▶ [PROBLEM DETAILS]: Copy each line that has the string "this" somewhere in it.

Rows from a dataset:
=======

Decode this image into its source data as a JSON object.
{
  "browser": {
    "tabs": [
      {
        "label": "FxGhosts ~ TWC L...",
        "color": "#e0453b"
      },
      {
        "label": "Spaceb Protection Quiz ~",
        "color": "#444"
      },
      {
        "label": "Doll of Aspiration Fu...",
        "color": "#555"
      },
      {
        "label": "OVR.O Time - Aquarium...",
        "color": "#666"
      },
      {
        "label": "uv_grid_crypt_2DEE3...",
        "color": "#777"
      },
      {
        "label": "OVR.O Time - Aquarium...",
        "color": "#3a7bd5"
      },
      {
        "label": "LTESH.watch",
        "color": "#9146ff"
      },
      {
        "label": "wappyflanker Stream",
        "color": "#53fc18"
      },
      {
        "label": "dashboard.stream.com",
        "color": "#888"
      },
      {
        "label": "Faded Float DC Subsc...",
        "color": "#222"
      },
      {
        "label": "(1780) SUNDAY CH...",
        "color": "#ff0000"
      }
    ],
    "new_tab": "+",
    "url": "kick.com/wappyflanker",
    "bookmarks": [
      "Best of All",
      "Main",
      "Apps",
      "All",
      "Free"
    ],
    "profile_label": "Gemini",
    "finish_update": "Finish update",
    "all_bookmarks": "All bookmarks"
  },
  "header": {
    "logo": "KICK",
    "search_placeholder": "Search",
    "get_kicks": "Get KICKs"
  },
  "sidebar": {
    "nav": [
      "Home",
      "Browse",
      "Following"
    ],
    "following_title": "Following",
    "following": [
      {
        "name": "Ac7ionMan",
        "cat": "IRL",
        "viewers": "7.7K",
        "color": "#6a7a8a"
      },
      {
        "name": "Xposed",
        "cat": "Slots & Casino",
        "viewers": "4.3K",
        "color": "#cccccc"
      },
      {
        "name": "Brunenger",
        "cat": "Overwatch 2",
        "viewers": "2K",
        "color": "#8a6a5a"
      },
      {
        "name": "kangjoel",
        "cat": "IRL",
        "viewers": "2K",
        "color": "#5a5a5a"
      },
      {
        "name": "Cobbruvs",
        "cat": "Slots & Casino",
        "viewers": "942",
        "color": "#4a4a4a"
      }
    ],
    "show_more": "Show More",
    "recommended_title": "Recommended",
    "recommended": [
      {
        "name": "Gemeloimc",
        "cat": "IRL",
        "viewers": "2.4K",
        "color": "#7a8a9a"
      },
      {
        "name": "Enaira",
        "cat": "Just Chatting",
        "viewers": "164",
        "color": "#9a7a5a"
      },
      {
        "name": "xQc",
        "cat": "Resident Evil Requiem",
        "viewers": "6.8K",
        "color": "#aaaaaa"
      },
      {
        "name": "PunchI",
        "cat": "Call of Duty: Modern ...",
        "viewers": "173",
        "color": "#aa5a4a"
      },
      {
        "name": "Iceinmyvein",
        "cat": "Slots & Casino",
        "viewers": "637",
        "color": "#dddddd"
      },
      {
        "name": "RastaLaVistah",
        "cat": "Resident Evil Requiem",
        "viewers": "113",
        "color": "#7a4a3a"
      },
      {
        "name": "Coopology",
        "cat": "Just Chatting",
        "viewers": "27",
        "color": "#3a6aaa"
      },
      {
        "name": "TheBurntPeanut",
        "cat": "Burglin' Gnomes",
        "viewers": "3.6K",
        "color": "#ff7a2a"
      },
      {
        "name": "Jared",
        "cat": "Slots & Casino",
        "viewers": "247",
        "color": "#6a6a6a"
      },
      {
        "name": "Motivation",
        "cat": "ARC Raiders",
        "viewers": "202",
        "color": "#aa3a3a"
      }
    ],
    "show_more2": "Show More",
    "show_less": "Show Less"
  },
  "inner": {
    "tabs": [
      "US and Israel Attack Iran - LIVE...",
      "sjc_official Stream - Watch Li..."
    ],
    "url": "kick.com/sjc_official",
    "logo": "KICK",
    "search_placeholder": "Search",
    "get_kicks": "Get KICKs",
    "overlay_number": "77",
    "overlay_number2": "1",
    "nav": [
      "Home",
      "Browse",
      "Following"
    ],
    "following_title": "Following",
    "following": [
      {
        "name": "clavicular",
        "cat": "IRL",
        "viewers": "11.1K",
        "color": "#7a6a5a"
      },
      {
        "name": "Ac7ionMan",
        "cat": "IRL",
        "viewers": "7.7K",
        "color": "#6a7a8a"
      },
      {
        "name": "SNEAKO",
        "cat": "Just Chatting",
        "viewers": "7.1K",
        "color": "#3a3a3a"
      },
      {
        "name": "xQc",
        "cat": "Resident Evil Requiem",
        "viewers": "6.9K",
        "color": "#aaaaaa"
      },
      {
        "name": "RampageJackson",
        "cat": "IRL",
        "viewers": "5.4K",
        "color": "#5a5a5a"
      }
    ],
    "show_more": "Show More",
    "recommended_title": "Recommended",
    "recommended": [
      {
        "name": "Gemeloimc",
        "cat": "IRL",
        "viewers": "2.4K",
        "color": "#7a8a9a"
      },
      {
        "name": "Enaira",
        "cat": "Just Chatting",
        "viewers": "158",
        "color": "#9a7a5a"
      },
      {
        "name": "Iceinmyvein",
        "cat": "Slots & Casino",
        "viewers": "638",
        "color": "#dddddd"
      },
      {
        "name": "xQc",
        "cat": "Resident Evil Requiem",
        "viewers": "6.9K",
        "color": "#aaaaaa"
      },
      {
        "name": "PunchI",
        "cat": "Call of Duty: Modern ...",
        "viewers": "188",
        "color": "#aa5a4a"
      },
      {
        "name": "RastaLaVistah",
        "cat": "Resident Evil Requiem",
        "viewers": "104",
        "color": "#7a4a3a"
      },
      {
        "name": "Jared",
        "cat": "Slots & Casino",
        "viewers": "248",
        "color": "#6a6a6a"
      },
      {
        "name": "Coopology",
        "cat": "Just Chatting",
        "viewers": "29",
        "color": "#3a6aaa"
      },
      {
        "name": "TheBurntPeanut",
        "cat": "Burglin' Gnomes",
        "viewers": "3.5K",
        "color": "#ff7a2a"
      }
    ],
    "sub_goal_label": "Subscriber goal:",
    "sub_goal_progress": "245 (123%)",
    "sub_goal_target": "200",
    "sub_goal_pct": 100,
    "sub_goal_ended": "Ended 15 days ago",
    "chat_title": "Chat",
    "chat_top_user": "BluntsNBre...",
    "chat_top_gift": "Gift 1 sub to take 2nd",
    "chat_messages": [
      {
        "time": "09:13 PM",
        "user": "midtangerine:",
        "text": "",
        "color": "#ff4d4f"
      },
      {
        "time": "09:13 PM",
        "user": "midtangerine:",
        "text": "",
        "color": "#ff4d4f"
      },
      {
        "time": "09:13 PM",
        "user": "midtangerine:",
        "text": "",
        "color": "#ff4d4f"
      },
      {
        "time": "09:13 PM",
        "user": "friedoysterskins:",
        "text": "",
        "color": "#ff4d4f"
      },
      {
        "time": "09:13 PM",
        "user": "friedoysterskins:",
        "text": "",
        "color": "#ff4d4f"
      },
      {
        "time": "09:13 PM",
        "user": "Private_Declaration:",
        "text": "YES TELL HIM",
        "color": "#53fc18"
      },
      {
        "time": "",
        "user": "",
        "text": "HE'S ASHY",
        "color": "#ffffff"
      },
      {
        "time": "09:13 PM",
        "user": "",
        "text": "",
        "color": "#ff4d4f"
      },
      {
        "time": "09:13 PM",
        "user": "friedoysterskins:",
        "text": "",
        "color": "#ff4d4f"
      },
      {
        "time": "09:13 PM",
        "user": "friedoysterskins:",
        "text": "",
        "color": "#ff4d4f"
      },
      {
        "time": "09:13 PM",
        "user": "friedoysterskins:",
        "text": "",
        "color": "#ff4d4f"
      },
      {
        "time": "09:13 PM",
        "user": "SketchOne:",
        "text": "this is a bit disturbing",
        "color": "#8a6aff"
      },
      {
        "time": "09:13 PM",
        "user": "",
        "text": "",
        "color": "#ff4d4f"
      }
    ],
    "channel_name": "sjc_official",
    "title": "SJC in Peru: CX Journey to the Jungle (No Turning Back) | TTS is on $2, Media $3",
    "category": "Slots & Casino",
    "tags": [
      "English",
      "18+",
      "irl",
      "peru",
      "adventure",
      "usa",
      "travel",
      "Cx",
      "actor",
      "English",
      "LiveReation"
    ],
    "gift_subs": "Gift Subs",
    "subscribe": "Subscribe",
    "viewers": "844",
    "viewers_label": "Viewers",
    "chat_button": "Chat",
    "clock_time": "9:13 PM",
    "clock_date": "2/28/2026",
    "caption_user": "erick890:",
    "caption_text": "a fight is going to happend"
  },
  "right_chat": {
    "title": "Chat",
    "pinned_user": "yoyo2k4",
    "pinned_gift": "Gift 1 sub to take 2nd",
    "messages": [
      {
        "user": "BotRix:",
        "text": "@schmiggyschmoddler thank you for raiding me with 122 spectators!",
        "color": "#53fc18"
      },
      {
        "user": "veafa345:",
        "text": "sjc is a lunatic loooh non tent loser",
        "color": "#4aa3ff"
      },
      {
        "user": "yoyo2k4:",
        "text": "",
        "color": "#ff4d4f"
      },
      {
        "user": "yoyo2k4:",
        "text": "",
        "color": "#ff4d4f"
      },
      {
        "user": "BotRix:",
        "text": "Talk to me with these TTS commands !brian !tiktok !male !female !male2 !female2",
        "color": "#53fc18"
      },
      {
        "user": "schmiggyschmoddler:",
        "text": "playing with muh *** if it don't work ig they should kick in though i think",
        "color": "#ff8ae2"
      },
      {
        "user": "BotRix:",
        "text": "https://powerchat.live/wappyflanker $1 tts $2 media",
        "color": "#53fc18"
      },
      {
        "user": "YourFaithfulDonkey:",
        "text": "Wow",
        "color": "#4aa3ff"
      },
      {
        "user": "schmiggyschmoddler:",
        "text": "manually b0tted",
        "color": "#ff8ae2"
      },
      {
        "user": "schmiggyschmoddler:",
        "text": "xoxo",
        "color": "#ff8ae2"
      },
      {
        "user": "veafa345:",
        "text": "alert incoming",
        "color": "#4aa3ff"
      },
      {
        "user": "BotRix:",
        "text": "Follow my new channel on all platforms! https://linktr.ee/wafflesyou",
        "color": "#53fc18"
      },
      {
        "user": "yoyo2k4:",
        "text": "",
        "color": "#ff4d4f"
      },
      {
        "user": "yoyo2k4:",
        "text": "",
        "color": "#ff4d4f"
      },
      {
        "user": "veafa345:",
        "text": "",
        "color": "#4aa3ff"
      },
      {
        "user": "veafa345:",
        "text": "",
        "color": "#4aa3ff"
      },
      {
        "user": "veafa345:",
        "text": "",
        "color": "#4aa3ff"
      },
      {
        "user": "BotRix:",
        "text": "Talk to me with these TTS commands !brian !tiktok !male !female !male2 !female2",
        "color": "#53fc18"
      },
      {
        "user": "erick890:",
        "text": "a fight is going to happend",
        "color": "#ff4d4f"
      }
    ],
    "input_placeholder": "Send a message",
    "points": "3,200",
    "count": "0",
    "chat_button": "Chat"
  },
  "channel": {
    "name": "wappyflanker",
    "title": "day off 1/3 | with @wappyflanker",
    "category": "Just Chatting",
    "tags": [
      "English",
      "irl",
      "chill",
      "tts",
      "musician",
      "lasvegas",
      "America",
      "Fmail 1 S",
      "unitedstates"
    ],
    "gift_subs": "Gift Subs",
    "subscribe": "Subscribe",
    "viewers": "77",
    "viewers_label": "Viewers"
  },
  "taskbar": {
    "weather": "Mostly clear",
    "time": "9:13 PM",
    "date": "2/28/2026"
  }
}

=======

▶ [THE RESULT]:
Decode this image into its source data as a JSON object.
        "text": "this is a bit disturbing",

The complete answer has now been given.